EXERCISE AIM
Copy out each line below that has the word "Diafragma" in it.

RECORDS SHOWN
--- START ---
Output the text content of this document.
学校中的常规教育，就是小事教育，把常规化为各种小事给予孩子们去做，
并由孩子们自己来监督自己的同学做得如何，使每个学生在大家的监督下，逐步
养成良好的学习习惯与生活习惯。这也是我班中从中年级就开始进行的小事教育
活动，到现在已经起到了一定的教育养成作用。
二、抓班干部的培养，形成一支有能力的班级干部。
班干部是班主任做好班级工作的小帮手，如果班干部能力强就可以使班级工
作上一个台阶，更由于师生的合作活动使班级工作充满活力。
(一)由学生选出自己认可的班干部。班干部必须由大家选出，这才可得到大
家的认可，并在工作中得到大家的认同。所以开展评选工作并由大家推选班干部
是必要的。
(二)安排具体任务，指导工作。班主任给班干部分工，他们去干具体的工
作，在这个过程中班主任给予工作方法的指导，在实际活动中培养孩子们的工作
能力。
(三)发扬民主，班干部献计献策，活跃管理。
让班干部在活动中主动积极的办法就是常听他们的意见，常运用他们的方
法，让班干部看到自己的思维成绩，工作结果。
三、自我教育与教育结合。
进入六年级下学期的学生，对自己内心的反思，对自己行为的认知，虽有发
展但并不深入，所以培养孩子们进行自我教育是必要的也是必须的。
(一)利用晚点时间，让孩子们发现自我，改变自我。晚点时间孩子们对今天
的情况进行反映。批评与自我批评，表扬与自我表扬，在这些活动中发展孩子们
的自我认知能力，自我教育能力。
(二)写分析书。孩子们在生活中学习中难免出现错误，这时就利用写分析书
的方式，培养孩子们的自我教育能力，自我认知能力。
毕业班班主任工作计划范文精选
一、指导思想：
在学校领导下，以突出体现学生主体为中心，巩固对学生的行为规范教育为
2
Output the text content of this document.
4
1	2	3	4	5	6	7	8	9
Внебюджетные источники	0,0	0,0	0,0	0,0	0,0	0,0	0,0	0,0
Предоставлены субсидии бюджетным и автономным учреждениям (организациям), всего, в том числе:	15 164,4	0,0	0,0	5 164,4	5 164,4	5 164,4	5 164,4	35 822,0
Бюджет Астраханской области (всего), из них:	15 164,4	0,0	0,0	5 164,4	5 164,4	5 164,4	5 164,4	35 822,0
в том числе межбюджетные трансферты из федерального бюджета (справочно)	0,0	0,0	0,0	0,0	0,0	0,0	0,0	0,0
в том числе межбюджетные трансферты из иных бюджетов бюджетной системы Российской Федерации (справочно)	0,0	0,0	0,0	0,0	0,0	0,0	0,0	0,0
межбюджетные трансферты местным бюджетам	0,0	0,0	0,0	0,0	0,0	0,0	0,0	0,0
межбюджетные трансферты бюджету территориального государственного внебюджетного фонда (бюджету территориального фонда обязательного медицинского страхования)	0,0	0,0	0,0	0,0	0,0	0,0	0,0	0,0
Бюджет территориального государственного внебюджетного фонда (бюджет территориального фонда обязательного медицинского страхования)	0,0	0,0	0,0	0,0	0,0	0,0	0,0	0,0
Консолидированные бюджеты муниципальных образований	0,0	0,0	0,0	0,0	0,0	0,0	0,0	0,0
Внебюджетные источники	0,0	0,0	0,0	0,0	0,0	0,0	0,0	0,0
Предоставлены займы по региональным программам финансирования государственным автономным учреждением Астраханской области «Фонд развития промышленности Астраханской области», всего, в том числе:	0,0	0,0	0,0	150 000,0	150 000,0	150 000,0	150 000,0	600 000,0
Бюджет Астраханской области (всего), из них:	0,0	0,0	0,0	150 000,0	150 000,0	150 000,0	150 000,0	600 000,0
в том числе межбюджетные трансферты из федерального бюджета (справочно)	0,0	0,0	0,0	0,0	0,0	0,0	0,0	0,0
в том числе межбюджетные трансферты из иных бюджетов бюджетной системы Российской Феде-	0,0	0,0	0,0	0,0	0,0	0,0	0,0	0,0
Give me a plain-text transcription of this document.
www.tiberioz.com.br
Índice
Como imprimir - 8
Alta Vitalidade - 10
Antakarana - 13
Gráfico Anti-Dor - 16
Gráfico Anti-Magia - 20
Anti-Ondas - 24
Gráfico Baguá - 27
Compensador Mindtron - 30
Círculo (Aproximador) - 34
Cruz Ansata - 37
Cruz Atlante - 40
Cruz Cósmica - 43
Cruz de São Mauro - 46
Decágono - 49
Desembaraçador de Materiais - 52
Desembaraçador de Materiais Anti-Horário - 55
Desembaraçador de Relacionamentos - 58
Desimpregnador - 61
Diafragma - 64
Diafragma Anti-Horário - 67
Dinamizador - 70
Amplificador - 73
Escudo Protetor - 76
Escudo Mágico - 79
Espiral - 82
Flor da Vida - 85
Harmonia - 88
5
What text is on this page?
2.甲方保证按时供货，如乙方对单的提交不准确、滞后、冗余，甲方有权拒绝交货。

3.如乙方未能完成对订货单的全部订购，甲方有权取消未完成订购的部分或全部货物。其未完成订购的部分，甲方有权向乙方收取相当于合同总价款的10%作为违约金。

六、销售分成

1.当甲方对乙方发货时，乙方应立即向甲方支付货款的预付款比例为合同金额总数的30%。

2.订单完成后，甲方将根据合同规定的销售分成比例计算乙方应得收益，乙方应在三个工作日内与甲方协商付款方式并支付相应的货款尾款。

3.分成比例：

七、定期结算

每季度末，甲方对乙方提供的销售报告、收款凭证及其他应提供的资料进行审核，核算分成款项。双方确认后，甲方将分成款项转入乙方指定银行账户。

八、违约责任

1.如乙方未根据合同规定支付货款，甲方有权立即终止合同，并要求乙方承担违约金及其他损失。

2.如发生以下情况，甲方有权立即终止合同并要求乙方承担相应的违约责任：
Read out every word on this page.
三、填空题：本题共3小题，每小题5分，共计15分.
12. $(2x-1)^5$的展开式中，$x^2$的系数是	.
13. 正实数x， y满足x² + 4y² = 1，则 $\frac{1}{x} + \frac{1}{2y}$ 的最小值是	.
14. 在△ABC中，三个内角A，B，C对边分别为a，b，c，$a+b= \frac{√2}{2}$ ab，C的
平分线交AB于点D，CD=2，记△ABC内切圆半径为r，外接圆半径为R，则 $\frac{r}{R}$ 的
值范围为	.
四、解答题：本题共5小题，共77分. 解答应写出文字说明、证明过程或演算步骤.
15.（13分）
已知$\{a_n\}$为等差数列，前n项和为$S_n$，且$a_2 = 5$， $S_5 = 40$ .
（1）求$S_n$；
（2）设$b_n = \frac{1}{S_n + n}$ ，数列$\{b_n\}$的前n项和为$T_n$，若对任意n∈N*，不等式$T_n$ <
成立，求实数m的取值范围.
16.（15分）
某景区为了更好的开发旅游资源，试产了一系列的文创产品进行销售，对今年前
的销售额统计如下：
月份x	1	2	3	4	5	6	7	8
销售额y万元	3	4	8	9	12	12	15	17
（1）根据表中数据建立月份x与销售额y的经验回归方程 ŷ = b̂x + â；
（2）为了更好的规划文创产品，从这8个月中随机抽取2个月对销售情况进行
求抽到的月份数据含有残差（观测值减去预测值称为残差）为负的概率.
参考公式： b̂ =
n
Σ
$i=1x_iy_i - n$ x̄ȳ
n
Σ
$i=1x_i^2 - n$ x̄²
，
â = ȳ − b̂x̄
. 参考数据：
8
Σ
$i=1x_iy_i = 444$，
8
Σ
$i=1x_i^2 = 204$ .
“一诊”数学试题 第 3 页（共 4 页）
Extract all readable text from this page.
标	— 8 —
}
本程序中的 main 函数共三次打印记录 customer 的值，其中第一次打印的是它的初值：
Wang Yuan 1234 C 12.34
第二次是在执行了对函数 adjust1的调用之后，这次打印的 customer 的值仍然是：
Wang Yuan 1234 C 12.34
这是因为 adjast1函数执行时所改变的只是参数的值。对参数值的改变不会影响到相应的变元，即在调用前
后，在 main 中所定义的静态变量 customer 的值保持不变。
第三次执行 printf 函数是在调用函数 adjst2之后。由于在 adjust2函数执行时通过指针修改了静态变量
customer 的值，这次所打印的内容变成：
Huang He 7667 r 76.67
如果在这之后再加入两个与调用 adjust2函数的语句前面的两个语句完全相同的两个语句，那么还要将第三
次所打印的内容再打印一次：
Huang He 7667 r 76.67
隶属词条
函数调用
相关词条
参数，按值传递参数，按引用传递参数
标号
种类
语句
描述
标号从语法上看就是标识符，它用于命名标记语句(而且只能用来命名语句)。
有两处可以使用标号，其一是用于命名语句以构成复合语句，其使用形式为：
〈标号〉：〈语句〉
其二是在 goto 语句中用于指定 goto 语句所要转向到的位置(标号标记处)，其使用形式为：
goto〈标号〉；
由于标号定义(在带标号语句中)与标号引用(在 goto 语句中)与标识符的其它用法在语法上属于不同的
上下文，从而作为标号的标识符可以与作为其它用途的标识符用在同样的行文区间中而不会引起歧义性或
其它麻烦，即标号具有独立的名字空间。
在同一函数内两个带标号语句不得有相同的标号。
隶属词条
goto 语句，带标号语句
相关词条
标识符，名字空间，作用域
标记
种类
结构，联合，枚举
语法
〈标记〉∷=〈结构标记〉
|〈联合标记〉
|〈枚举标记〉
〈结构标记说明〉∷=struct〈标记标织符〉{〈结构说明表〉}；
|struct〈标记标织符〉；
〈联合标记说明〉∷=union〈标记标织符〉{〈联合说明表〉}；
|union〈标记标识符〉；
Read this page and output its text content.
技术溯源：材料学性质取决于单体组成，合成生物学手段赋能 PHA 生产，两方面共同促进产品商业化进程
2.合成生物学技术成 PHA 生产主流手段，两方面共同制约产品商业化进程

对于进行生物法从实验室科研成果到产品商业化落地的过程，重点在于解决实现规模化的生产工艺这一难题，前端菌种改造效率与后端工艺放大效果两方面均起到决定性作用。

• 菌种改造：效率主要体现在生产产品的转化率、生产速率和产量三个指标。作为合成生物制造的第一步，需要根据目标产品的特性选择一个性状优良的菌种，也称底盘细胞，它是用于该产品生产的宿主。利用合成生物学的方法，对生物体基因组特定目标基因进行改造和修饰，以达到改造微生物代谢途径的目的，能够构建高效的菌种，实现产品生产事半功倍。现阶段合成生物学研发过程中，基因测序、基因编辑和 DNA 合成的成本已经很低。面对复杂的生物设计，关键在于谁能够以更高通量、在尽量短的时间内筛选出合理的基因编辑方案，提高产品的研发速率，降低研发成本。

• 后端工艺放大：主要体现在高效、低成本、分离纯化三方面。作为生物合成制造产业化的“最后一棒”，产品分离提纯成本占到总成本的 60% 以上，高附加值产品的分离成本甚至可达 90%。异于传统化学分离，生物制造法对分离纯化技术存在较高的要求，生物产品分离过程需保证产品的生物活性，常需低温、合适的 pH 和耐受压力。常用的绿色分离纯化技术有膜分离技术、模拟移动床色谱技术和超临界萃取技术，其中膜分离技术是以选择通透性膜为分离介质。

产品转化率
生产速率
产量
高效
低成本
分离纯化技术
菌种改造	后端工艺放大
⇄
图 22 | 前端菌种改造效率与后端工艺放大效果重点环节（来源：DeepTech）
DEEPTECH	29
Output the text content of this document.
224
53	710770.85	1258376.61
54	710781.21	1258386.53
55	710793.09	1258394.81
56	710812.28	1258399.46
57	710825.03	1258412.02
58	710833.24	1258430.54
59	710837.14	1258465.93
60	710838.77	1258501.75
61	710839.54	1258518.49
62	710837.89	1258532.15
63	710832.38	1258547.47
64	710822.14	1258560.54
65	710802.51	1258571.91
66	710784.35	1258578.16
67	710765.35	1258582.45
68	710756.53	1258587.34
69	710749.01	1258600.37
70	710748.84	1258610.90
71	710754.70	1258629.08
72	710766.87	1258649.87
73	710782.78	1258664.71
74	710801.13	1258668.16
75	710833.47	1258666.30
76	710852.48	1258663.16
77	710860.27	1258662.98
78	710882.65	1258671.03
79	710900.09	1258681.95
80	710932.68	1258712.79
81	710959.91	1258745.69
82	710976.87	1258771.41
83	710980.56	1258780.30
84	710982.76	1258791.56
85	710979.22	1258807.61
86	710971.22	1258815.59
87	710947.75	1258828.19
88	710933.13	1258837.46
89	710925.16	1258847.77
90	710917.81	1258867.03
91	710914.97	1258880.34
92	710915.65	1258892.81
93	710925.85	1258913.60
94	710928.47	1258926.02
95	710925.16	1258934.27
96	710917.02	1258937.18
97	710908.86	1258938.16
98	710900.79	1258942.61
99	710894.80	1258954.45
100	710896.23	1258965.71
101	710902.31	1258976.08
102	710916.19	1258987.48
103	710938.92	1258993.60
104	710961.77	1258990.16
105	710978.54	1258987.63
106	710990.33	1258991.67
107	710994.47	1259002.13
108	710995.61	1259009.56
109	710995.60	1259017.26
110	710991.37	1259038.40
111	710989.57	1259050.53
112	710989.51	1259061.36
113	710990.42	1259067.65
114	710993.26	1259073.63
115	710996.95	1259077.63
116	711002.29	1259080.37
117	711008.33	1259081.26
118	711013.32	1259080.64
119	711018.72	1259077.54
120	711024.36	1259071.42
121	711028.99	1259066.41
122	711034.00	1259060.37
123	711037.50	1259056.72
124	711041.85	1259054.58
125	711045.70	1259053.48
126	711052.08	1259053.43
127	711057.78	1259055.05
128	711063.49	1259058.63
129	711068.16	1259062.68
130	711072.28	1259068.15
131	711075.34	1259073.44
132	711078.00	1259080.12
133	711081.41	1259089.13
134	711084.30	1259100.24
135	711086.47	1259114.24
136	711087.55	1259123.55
--- END ---
RESULT OF THE TASK
Diafragma - 64
Diafragma Anti-Horário - 67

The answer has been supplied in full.